**What this task involves**
Track down each line that has the word "June" and copy it.

[Saved entries]
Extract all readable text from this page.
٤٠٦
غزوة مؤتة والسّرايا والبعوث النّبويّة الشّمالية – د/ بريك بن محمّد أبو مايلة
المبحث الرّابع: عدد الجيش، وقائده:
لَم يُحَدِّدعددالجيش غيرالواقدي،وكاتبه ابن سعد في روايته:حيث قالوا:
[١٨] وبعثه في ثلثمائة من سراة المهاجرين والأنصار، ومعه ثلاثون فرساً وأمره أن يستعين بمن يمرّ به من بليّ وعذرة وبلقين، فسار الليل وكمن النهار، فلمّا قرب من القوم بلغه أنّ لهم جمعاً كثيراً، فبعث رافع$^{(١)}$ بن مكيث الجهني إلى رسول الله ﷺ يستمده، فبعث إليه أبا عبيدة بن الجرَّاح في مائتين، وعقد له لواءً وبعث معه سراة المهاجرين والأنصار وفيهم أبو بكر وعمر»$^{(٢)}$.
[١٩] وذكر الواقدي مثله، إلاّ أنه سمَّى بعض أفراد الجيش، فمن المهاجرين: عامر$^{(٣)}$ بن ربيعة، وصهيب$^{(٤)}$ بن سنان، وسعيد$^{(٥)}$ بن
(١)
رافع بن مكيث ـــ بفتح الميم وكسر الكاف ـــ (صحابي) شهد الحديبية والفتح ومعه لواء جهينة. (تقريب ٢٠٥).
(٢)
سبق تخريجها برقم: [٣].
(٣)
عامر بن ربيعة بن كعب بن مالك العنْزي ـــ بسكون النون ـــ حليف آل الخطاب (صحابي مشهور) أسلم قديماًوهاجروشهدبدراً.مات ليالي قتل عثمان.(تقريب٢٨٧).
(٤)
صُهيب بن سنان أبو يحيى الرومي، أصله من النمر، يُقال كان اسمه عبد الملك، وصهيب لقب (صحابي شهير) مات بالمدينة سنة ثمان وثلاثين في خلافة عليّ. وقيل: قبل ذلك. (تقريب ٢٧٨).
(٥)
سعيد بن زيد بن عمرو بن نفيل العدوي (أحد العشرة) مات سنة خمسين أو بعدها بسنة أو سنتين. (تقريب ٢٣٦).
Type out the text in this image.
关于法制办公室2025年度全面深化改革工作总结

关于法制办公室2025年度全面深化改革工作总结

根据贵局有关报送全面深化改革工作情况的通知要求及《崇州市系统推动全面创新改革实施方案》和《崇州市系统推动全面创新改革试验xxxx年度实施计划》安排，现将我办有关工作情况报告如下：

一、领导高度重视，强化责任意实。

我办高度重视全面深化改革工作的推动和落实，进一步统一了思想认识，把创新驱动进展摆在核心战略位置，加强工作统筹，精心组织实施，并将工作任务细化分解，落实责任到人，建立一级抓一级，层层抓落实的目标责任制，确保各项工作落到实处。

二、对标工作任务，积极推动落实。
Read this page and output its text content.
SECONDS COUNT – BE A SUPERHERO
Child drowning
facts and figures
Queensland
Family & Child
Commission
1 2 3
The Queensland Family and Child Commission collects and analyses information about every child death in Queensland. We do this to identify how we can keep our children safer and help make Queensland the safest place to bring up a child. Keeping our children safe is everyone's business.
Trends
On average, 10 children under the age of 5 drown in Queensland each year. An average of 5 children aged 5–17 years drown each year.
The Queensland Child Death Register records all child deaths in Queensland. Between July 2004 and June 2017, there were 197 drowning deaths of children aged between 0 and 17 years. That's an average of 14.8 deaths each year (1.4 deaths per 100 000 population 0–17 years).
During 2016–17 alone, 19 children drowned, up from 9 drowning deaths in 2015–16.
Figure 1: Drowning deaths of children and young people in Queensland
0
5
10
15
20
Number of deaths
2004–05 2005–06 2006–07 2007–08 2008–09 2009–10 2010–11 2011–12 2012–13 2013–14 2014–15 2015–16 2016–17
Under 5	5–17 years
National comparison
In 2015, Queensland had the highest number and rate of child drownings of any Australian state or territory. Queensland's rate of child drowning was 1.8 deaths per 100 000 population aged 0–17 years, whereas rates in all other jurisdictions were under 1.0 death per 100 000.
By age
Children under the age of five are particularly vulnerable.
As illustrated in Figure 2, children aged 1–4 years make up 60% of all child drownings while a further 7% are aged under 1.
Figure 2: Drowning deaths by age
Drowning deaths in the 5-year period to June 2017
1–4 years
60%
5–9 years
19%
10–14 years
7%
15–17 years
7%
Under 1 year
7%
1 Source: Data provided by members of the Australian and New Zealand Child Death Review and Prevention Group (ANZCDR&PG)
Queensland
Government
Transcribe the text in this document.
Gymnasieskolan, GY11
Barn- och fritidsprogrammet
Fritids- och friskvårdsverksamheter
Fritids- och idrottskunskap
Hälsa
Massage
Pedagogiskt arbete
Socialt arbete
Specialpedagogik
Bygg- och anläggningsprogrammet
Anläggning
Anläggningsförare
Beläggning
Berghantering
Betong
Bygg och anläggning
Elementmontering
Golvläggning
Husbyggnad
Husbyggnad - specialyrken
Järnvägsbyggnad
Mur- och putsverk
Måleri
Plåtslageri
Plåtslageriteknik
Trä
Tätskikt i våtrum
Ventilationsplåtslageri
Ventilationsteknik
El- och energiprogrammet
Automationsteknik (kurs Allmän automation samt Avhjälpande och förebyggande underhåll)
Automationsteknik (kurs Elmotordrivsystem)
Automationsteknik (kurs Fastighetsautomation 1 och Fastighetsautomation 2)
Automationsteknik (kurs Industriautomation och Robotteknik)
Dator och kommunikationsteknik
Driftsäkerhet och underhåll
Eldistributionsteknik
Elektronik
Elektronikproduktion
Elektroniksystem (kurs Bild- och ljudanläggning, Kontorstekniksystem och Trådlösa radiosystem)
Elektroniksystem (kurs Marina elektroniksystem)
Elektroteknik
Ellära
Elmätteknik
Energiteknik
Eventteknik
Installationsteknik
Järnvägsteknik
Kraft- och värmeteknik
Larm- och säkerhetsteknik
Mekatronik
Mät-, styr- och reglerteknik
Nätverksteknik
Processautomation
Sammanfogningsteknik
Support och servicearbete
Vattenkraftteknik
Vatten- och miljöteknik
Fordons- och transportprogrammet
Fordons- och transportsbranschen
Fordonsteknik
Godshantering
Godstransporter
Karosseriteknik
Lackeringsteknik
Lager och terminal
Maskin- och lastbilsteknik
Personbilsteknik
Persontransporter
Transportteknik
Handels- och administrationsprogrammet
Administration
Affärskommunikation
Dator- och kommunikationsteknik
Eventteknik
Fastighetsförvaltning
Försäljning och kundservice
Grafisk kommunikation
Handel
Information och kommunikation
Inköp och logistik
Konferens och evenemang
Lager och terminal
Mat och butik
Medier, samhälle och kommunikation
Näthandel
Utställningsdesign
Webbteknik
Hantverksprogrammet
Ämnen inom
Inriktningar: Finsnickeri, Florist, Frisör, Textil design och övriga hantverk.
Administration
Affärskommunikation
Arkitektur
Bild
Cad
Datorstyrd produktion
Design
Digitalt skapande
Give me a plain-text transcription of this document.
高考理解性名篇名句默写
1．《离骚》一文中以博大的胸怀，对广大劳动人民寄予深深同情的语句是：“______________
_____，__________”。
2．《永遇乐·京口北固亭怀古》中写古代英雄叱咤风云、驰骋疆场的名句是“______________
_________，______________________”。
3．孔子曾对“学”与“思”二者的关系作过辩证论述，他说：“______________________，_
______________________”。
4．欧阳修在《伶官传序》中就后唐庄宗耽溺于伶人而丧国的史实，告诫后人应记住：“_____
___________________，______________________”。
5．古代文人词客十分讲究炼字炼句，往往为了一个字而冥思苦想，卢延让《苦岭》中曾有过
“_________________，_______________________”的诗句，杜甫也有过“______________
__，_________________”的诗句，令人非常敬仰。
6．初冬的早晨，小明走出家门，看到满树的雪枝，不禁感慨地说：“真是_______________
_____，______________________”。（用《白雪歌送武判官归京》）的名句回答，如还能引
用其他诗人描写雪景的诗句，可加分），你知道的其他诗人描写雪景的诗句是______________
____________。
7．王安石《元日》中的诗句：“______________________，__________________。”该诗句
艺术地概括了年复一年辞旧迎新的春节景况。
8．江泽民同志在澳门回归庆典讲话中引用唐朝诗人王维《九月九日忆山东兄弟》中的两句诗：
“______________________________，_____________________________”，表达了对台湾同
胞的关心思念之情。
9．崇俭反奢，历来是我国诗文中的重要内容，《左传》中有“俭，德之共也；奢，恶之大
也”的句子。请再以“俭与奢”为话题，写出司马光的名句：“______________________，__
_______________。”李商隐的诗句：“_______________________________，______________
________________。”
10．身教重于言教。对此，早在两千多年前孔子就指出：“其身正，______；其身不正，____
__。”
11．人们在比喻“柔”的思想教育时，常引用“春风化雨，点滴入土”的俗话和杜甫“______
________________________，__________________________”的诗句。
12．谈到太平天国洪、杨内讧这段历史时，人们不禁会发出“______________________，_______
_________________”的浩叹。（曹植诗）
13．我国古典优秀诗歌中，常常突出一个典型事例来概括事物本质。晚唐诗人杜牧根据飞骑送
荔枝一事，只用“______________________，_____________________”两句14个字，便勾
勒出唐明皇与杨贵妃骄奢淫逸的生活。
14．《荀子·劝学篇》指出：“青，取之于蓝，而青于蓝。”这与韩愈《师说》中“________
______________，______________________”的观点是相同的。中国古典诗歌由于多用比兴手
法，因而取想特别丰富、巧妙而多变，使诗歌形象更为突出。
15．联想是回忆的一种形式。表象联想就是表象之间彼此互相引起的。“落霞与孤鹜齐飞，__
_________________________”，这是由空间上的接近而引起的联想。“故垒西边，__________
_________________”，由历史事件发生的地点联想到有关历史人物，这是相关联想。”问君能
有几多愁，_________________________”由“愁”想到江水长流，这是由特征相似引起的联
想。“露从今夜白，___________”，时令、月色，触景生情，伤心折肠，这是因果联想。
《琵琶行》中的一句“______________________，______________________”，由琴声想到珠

**Written response**
The Queensland Child Death Register records all child deaths in Queensland. Between July 2004 and June 2017, there were 197 drowning deaths of children aged between 0 and 17 years. That's an average of 14.8 deaths each year (1.4 deaths per 100 000 population 0–17 years).
Drowning deaths in the 5-year period to June 2017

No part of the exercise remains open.